((

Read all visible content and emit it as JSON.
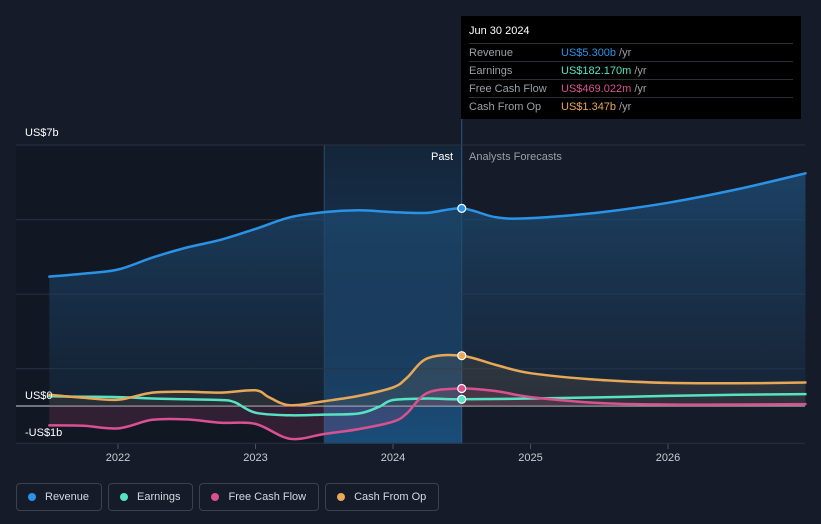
{
  "chart_data": {
    "type": "area",
    "title": "",
    "y_unit_labels": {
      "top": "US$7b",
      "zero": "US$0",
      "bottom": "-US$1b"
    },
    "ylim": [
      -1,
      7
    ],
    "xlim": [
      2021.5,
      2027.0
    ],
    "x_ticks": [
      "2022",
      "2023",
      "2024",
      "2025",
      "2026"
    ],
    "x_tick_values": [
      2022,
      2023,
      2024,
      2025,
      2026
    ],
    "past_label": "Past",
    "forecast_label": "Analysts Forecasts",
    "divider_x": 2024.5,
    "highlight_start_x": 2023.5,
    "series": [
      {
        "name": "Revenue",
        "color": "#2b93e6",
        "fill": true,
        "points": [
          [
            2021.5,
            3.47
          ],
          [
            2021.75,
            3.55
          ],
          [
            2022.0,
            3.66
          ],
          [
            2022.25,
            3.98
          ],
          [
            2022.5,
            4.25
          ],
          [
            2022.75,
            4.46
          ],
          [
            2023.0,
            4.75
          ],
          [
            2023.25,
            5.06
          ],
          [
            2023.5,
            5.2
          ],
          [
            2023.75,
            5.25
          ],
          [
            2024.0,
            5.2
          ],
          [
            2024.25,
            5.18
          ],
          [
            2024.5,
            5.3
          ],
          [
            2024.75,
            5.06
          ],
          [
            2025.0,
            5.04
          ],
          [
            2025.5,
            5.19
          ],
          [
            2026.0,
            5.45
          ],
          [
            2026.5,
            5.81
          ],
          [
            2027.0,
            6.24
          ]
        ]
      },
      {
        "name": "Earnings",
        "color": "#56e3c3",
        "fill": false,
        "points": [
          [
            2021.5,
            0.26
          ],
          [
            2021.75,
            0.25
          ],
          [
            2022.0,
            0.24
          ],
          [
            2022.25,
            0.2
          ],
          [
            2022.5,
            0.18
          ],
          [
            2022.75,
            0.16
          ],
          [
            2022.85,
            0.1
          ],
          [
            2023.0,
            -0.18
          ],
          [
            2023.25,
            -0.25
          ],
          [
            2023.5,
            -0.23
          ],
          [
            2023.75,
            -0.2
          ],
          [
            2023.9,
            -0.02
          ],
          [
            2024.0,
            0.16
          ],
          [
            2024.25,
            0.2
          ],
          [
            2024.5,
            0.18
          ],
          [
            2025.0,
            0.2
          ],
          [
            2025.5,
            0.23
          ],
          [
            2026.0,
            0.27
          ],
          [
            2026.5,
            0.3
          ],
          [
            2027.0,
            0.32
          ]
        ]
      },
      {
        "name": "Free Cash Flow",
        "color": "#d9518f",
        "fill": true,
        "points": [
          [
            2021.5,
            -0.52
          ],
          [
            2021.75,
            -0.53
          ],
          [
            2022.0,
            -0.6
          ],
          [
            2022.25,
            -0.37
          ],
          [
            2022.5,
            -0.36
          ],
          [
            2022.75,
            -0.45
          ],
          [
            2023.0,
            -0.48
          ],
          [
            2023.25,
            -0.88
          ],
          [
            2023.5,
            -0.75
          ],
          [
            2023.75,
            -0.62
          ],
          [
            2024.0,
            -0.42
          ],
          [
            2024.1,
            -0.2
          ],
          [
            2024.25,
            0.35
          ],
          [
            2024.5,
            0.47
          ],
          [
            2024.75,
            0.4
          ],
          [
            2025.0,
            0.24
          ],
          [
            2025.5,
            0.08
          ],
          [
            2026.0,
            0.04
          ],
          [
            2026.5,
            0.04
          ],
          [
            2027.0,
            0.05
          ]
        ]
      },
      {
        "name": "Cash From Op",
        "color": "#e7a857",
        "fill": true,
        "points": [
          [
            2021.5,
            0.3
          ],
          [
            2021.75,
            0.22
          ],
          [
            2022.0,
            0.17
          ],
          [
            2022.25,
            0.36
          ],
          [
            2022.5,
            0.38
          ],
          [
            2022.75,
            0.36
          ],
          [
            2023.0,
            0.42
          ],
          [
            2023.1,
            0.23
          ],
          [
            2023.25,
            0.02
          ],
          [
            2023.5,
            0.13
          ],
          [
            2023.75,
            0.27
          ],
          [
            2024.0,
            0.5
          ],
          [
            2024.1,
            0.75
          ],
          [
            2024.25,
            1.28
          ],
          [
            2024.5,
            1.35
          ],
          [
            2024.75,
            1.1
          ],
          [
            2025.0,
            0.88
          ],
          [
            2025.5,
            0.7
          ],
          [
            2026.0,
            0.62
          ],
          [
            2026.5,
            0.61
          ],
          [
            2027.0,
            0.63
          ]
        ]
      }
    ]
  },
  "tooltip": {
    "date": "Jun 30 2024",
    "rows": [
      {
        "label": "Revenue",
        "value": "US$5.300b",
        "unit": "/yr",
        "color": "#2b93e6"
      },
      {
        "label": "Earnings",
        "value": "US$182.170m",
        "unit": "/yr",
        "color": "#56e3c3"
      },
      {
        "label": "Free Cash Flow",
        "value": "US$469.022m",
        "unit": "/yr",
        "color": "#d9518f"
      },
      {
        "label": "Cash From Op",
        "value": "US$1.347b",
        "unit": "/yr",
        "color": "#e7a857"
      }
    ]
  },
  "legend": [
    {
      "label": "Revenue",
      "color": "#2b93e6"
    },
    {
      "label": "Earnings",
      "color": "#56e3c3"
    },
    {
      "label": "Free Cash Flow",
      "color": "#d9518f"
    },
    {
      "label": "Cash From Op",
      "color": "#e7a857"
    }
  ]
}
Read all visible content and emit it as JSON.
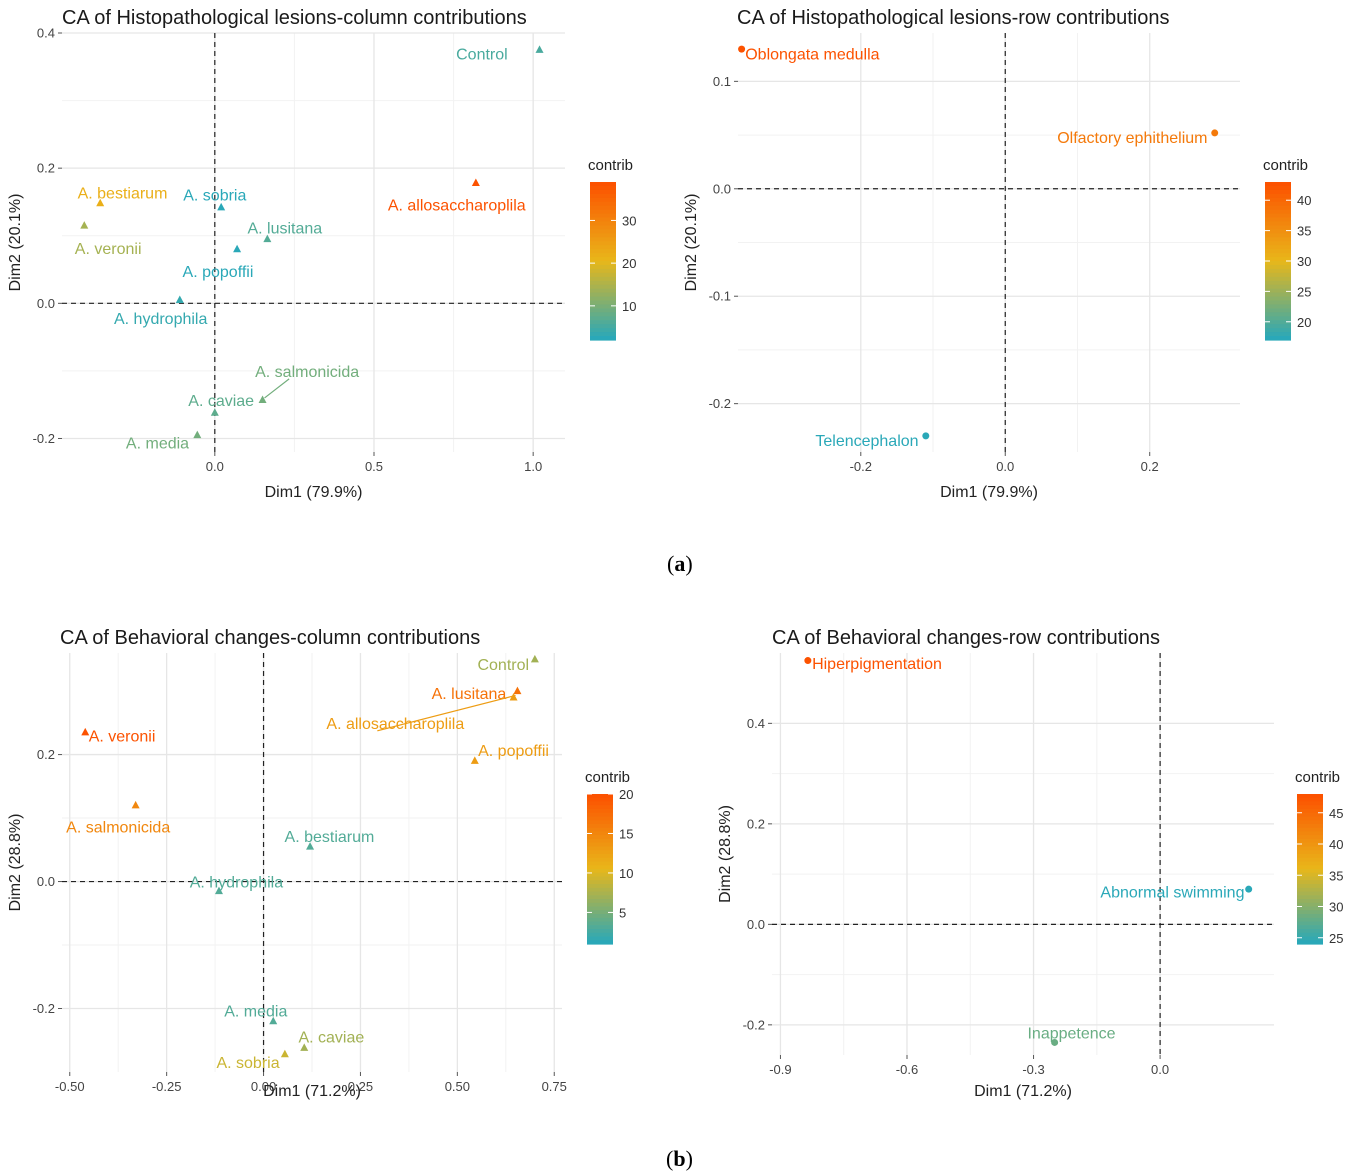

))

# [PROBLEM]
Please write out all of the material above without changing a word, and omit any pictures.

# [FULL ANSWER]
Read all visible content and emit it as JSON.
{
  "chart_data": {
    "type": "area",
    "title": "",
    "y_unit_labels": {
      "top": "US$7b",
      "zero": "US$0",
      "bottom": "-US$1b"
    },
    "ylim": [
      -1,
      7
    ],
    "xlim": [
      2021.5,
      2027.0
    ],
    "x_ticks": [
      "2022",
      "2023",
      "2024",
      "2025",
      "2026"
    ],
    "x_tick_values": [
      2022,
      2023,
      2024,
      2025,
      2026
    ],
    "past_label": "Past",
    "forecast_label": "Analysts Forecasts",
    "divider_x": 2024.5,
    "highlight_start_x": 2023.5,
    "series": [
      {
        "name": "Revenue",
        "color": "#2b93e6",
        "fill": true,
        "points": [
          [
            2021.5,
            3.47
          ],
          [
            2021.75,
            3.55
          ],
          [
            2022.0,
            3.66
          ],
          [
            2022.25,
            3.98
          ],
          [
            2022.5,
            4.25
          ],
          [
            2022.75,
            4.46
          ],
          [
            2023.0,
            4.75
          ],
          [
            2023.25,
            5.06
          ],
          [
            2023.5,
            5.2
          ],
          [
            2023.75,
            5.25
          ],
          [
            2024.0,
            5.2
          ],
          [
            2024.25,
            5.18
          ],
          [
            2024.5,
            5.3
          ],
          [
            2024.75,
            5.06
          ],
          [
            2025.0,
            5.04
          ],
          [
            2025.5,
            5.19
          ],
          [
            2026.0,
            5.45
          ],
          [
            2026.5,
            5.81
          ],
          [
            2027.0,
            6.24
          ]
        ]
      },
      {
        "name": "Earnings",
        "color": "#56e3c3",
        "fill": false,
        "points": [
          [
            2021.5,
            0.26
          ],
          [
            2021.75,
            0.25
          ],
          [
            2022.0,
            0.24
          ],
          [
            2022.25,
            0.2
          ],
          [
            2022.5,
            0.18
          ],
          [
            2022.75,
            0.16
          ],
          [
            2022.85,
            0.1
          ],
          [
            2023.0,
            -0.18
          ],
          [
            2023.25,
            -0.25
          ],
          [
            2023.5,
            -0.23
          ],
          [
            2023.75,
            -0.2
          ],
          [
            2023.9,
            -0.02
          ],
          [
            2024.0,
            0.16
          ],
          [
            2024.25,
            0.2
          ],
          [
            2024.5,
            0.18
          ],
          [
            2025.0,
            0.2
          ],
          [
            2025.5,
            0.23
          ],
          [
            2026.0,
            0.27
          ],
          [
            2026.5,
            0.3
          ],
          [
            2027.0,
            0.32
          ]
        ]
      },
      {
        "name": "Free Cash Flow",
        "color": "#d9518f",
        "fill": true,
        "points": [
          [
            2021.5,
            -0.52
          ],
          [
            2021.75,
            -0.53
          ],
          [
            2022.0,
            -0.6
          ],
          [
            2022.25,
            -0.37
          ],
          [
            2022.5,
            -0.36
          ],
          [
            2022.75,
            -0.45
          ],
          [
            2023.0,
            -0.48
          ],
          [
            2023.25,
            -0.88
          ],
          [
            2023.5,
            -0.75
          ],
          [
            2023.75,
            -0.62
          ],
          [
            2024.0,
            -0.42
          ],
          [
            2024.1,
            -0.2
          ],
          [
            2024.25,
            0.35
          ],
          [
            2024.5,
            0.47
          ],
          [
            2024.75,
            0.4
          ],
          [
            2025.0,
            0.24
          ],
          [
            2025.5,
            0.08
          ],
          [
            2026.0,
            0.04
          ],
          [
            2026.5,
            0.04
          ],
          [
            2027.0,
            0.05
          ]
        ]
      },
      {
        "name": "Cash From Op",
        "color": "#e7a857",
        "fill": true,
        "points": [
          [
            2021.5,
            0.3
          ],
          [
            2021.75,
            0.22
          ],
          [
            2022.0,
            0.17
          ],
          [
            2022.25,
            0.36
          ],
          [
            2022.5,
            0.38
          ],
          [
            2022.75,
            0.36
          ],
          [
            2023.0,
            0.42
          ],
          [
            2023.1,
            0.23
          ],
          [
            2023.25,
            0.02
          ],
          [
            2023.5,
            0.13
          ],
          [
            2023.75,
            0.27
          ],
          [
            2024.0,
            0.5
          ],
          [
            2024.1,
            0.75
          ],
          [
            2024.25,
            1.28
          ],
          [
            2024.5,
            1.35
          ],
          [
            2024.75,
            1.1
          ],
          [
            2025.0,
            0.88
          ],
          [
            2025.5,
            0.7
          ],
          [
            2026.0,
            0.62
          ],
          [
            2026.5,
            0.61
          ],
          [
            2027.0,
            0.63
          ]
        ]
      }
    ]
  },
  "tooltip": {
    "date": "Jun 30 2024",
    "rows": [
      {
        "label": "Revenue",
        "value": "US$5.300b",
        "unit": "/yr",
        "color": "#2b93e6"
      },
      {
        "label": "Earnings",
        "value": "US$182.170m",
        "unit": "/yr",
        "color": "#56e3c3"
      },
      {
        "label": "Free Cash Flow",
        "value": "US$469.022m",
        "unit": "/yr",
        "color": "#d9518f"
      },
      {
        "label": "Cash From Op",
        "value": "US$1.347b",
        "unit": "/yr",
        "color": "#e7a857"
      }
    ]
  },
  "legend": [
    {
      "label": "Revenue",
      "color": "#2b93e6"
    },
    {
      "label": "Earnings",
      "color": "#56e3c3"
    },
    {
      "label": "Free Cash Flow",
      "color": "#d9518f"
    },
    {
      "label": "Cash From Op",
      "color": "#e7a857"
    }
  ]
}
Read all visible content and emit it as JSON.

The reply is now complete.